··· Extracted data
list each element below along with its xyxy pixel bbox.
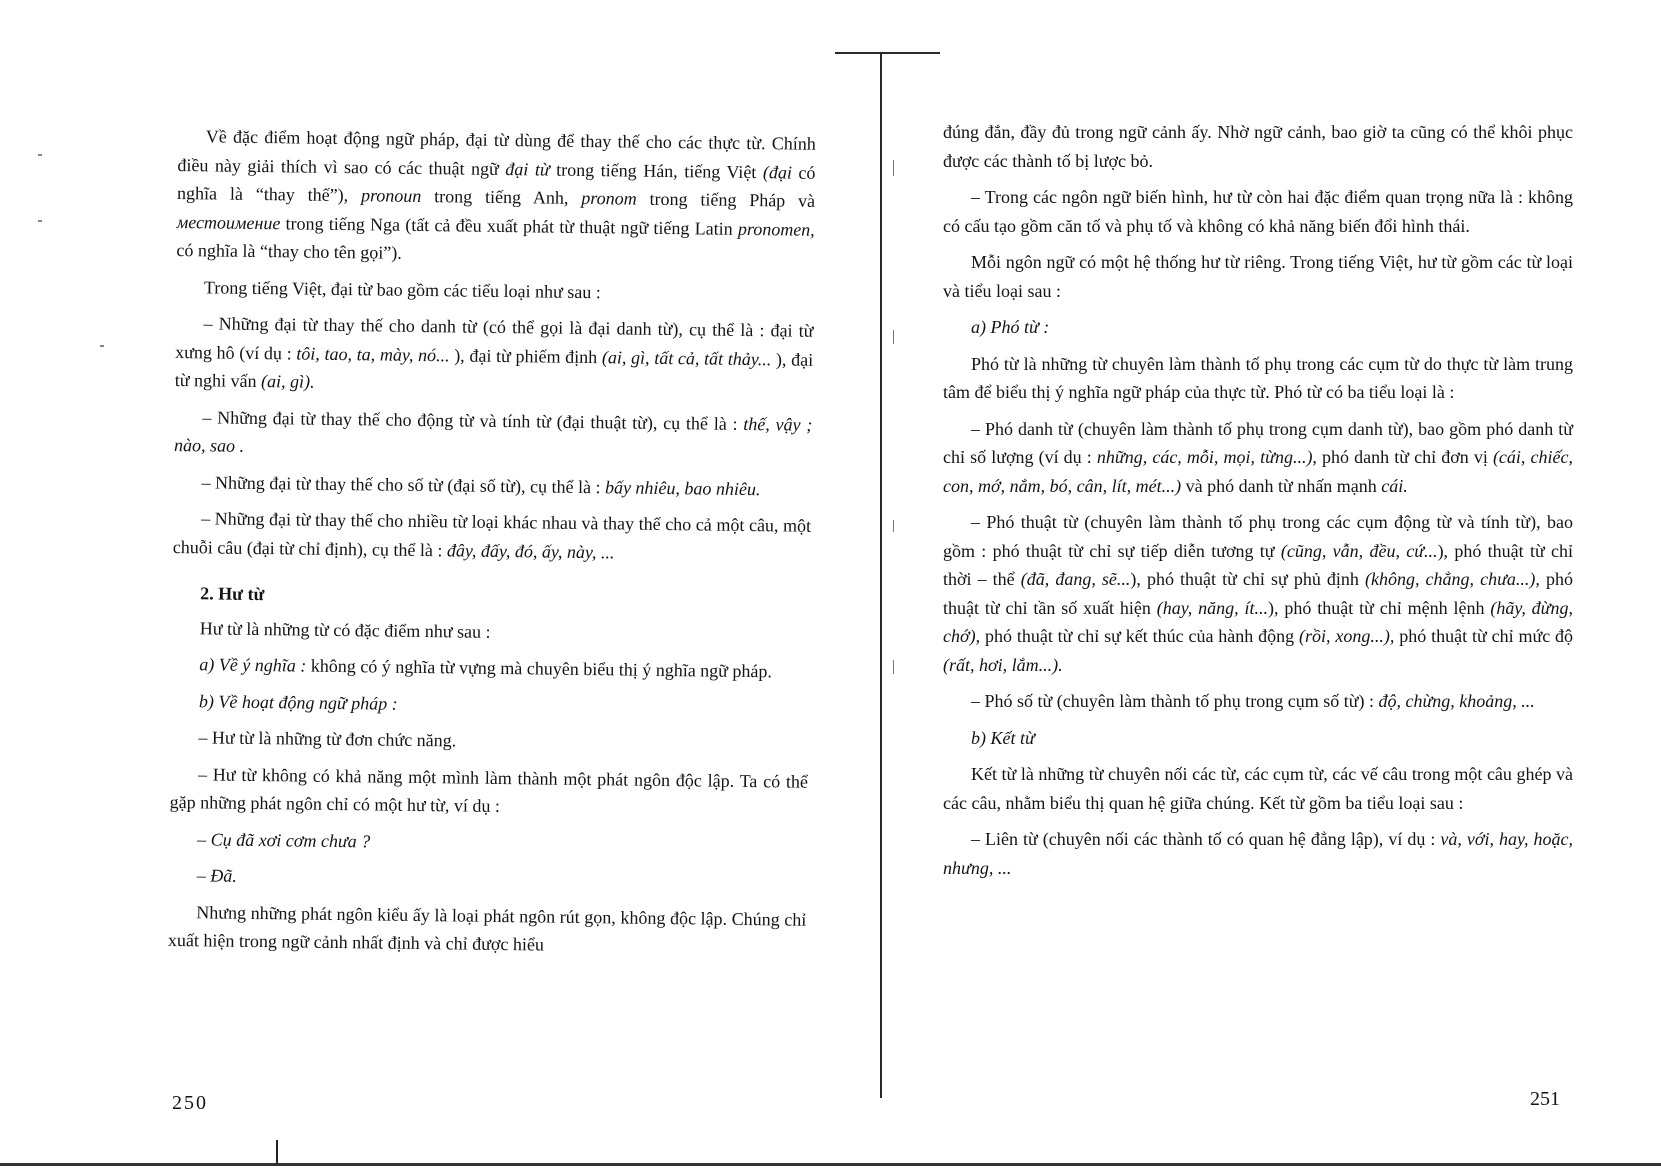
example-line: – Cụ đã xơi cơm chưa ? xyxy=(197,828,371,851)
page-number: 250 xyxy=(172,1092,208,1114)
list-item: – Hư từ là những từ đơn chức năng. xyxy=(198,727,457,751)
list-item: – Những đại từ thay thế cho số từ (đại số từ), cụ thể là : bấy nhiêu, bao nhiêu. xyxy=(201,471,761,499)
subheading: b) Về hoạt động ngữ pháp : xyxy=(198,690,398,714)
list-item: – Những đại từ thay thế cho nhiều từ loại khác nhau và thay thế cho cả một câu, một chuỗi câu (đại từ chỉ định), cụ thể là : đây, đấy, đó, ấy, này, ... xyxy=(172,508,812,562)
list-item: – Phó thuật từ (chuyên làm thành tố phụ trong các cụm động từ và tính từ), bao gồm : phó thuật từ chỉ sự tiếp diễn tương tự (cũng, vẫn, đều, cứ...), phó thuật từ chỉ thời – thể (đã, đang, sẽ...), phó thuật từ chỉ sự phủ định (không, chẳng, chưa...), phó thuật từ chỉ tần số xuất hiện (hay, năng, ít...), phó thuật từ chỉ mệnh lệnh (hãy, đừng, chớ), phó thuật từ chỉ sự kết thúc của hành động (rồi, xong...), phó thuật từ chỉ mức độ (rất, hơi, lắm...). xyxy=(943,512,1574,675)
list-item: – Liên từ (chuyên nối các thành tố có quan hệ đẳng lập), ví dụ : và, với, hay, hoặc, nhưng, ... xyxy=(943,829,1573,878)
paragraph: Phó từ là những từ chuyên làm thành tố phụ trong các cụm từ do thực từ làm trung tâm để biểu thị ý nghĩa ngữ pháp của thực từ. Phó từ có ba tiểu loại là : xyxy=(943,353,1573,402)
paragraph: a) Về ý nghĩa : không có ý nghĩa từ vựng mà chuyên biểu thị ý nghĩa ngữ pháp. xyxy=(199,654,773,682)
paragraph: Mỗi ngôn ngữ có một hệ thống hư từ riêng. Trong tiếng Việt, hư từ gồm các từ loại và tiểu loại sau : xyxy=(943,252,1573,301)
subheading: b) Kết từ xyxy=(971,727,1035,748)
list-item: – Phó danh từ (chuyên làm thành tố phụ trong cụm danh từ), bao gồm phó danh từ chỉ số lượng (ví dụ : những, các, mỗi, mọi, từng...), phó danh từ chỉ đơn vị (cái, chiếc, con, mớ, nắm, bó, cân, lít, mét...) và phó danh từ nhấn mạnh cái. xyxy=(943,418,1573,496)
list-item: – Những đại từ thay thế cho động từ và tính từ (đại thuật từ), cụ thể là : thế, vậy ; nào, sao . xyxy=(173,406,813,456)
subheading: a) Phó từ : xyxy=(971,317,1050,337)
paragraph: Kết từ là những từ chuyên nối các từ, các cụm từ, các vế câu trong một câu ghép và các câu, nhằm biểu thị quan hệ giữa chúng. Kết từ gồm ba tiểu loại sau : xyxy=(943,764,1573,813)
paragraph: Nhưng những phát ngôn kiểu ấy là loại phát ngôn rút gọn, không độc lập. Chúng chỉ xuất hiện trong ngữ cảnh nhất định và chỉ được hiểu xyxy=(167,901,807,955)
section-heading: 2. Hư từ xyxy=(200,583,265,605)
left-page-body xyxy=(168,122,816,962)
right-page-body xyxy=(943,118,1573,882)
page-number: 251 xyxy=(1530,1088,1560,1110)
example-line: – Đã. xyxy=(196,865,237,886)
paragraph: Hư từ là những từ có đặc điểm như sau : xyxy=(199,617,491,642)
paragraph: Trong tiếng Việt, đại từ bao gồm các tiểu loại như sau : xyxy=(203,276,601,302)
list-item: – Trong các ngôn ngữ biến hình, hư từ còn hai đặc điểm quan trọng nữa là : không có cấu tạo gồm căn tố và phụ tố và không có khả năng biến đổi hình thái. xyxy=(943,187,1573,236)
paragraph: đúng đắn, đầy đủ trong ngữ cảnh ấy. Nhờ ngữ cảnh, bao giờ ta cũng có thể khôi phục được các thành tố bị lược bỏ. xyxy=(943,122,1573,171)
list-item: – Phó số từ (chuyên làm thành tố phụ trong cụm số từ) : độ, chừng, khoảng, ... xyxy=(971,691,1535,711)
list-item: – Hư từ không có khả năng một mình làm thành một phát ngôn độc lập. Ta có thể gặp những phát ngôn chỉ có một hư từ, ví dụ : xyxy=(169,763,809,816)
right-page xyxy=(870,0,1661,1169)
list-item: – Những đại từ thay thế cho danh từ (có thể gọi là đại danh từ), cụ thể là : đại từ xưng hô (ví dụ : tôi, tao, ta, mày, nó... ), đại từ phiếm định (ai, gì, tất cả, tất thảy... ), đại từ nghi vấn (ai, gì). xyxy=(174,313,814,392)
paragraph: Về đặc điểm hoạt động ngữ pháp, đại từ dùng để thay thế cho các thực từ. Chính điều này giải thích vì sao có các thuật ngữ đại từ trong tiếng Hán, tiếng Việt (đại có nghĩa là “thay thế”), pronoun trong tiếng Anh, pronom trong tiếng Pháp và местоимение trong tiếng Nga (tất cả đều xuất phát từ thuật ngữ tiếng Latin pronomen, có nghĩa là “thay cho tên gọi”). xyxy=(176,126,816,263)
······
## Exercise details
Return all of the lines above verbatim, in their original order, and leave the picture out of your answer.

## Solution to this exercise
list each element below along with its xyxy pixel bbox.
example-line: – Cụ đã xơi cơm chưa ? xyxy=(197,828,371,851)
page-number: 250 xyxy=(172,1092,208,1114)
list-item: – Hư từ là những từ đơn chức năng. xyxy=(198,727,457,751)
list-item: – Những đại từ thay thế cho số từ (đại số từ), cụ thể là : bấy nhiêu, bao nhiêu. xyxy=(201,471,761,499)
subheading: b) Về hoạt động ngữ pháp : xyxy=(198,690,398,714)
list-item: – Những đại từ thay thế cho nhiều từ loại khác nhau và thay thế cho cả một câu, một chuỗi câu (đại từ chỉ định), cụ thể là : đây, đấy, đó, ấy, này, ... xyxy=(172,508,812,562)
list-item: – Phó thuật từ (chuyên làm thành tố phụ trong các cụm động từ và tính từ), bao gồm : phó thuật từ chỉ sự tiếp diễn tương tự (cũng, vẫn, đều, cứ...), phó thuật từ chỉ thời – thể (đã, đang, sẽ...), phó thuật từ chỉ sự phủ định (không, chẳng, chưa...), phó thuật từ chỉ tần số xuất hiện (hay, năng, ít...), phó thuật từ chỉ mệnh lệnh (hãy, đừng, chớ), phó thuật từ chỉ sự kết thúc của hành động (rồi, xong...), phó thuật từ chỉ mức độ (rất, hơi, lắm...). xyxy=(943,512,1574,675)
list-item: – Liên từ (chuyên nối các thành tố có quan hệ đẳng lập), ví dụ : và, với, hay, hoặc, nhưng, ... xyxy=(943,829,1573,878)
paragraph: Phó từ là những từ chuyên làm thành tố phụ trong các cụm từ do thực từ làm trung tâm để biểu thị ý nghĩa ngữ pháp của thực từ. Phó từ có ba tiểu loại là : xyxy=(943,353,1573,402)
paragraph: a) Về ý nghĩa : không có ý nghĩa từ vựng mà chuyên biểu thị ý nghĩa ngữ pháp. xyxy=(199,654,773,682)
paragraph: Mỗi ngôn ngữ có một hệ thống hư từ riêng. Trong tiếng Việt, hư từ gồm các từ loại và tiểu loại sau : xyxy=(943,252,1573,301)
subheading: b) Kết từ xyxy=(971,727,1035,748)
list-item: – Phó danh từ (chuyên làm thành tố phụ trong cụm danh từ), bao gồm phó danh từ chỉ số lượng (ví dụ : những, các, mỗi, mọi, từng...), phó danh từ chỉ đơn vị (cái, chiếc, con, mớ, nắm, bó, cân, lít, mét...) và phó danh từ nhấn mạnh cái. xyxy=(943,418,1573,496)
list-item: – Những đại từ thay thế cho động từ và tính từ (đại thuật từ), cụ thể là : thế, vậy ; nào, sao . xyxy=(173,406,813,456)
subheading: a) Phó từ : xyxy=(971,317,1050,337)
paragraph: Kết từ là những từ chuyên nối các từ, các cụm từ, các vế câu trong một câu ghép và các câu, nhằm biểu thị quan hệ giữa chúng. Kết từ gồm ba tiểu loại sau : xyxy=(943,764,1573,813)
paragraph: Nhưng những phát ngôn kiểu ấy là loại phát ngôn rút gọn, không độc lập. Chúng chỉ xuất hiện trong ngữ cảnh nhất định và chỉ được hiểu xyxy=(167,901,807,955)
section-heading: 2. Hư từ xyxy=(200,583,265,605)
left-page-body xyxy=(168,122,816,962)
right-page-body xyxy=(943,118,1573,882)
page-number: 251 xyxy=(1530,1088,1560,1110)
example-line: – Đã. xyxy=(196,865,237,886)
paragraph: Hư từ là những từ có đặc điểm như sau : xyxy=(199,617,491,642)
paragraph: Trong tiếng Việt, đại từ bao gồm các tiểu loại như sau : xyxy=(203,276,601,302)
list-item: – Trong các ngôn ngữ biến hình, hư từ còn hai đặc điểm quan trọng nữa là : không có cấu tạo gồm căn tố và phụ tố và không có khả năng biến đổi hình thái. xyxy=(943,187,1573,236)
paragraph: đúng đắn, đầy đủ trong ngữ cảnh ấy. Nhờ ngữ cảnh, bao giờ ta cũng có thể khôi phục được các thành tố bị lược bỏ. xyxy=(943,122,1573,171)
list-item: – Phó số từ (chuyên làm thành tố phụ trong cụm số từ) : độ, chừng, khoảng, ... xyxy=(971,691,1535,711)
list-item: – Hư từ không có khả năng một mình làm thành một phát ngôn độc lập. Ta có thể gặp những phát ngôn chỉ có một hư từ, ví dụ : xyxy=(169,763,809,816)
right-page xyxy=(870,0,1661,1169)
list-item: – Những đại từ thay thế cho danh từ (có thể gọi là đại danh từ), cụ thể là : đại từ xưng hô (ví dụ : tôi, tao, ta, mày, nó... ), đại từ phiếm định (ai, gì, tất cả, tất thảy... ), đại từ nghi vấn (ai, gì). xyxy=(174,313,814,392)
paragraph: Về đặc điểm hoạt động ngữ pháp, đại từ dùng để thay thế cho các thực từ. Chính điều này giải thích vì sao có các thuật ngữ đại từ trong tiếng Hán, tiếng Việt (đại có nghĩa là “thay thế”), pronoun trong tiếng Anh, pronom trong tiếng Pháp và местоимение trong tiếng Nga (tất cả đều xuất phát từ thuật ngữ tiếng Latin pronomen, có nghĩa là “thay cho tên gọi”). xyxy=(176,126,816,263)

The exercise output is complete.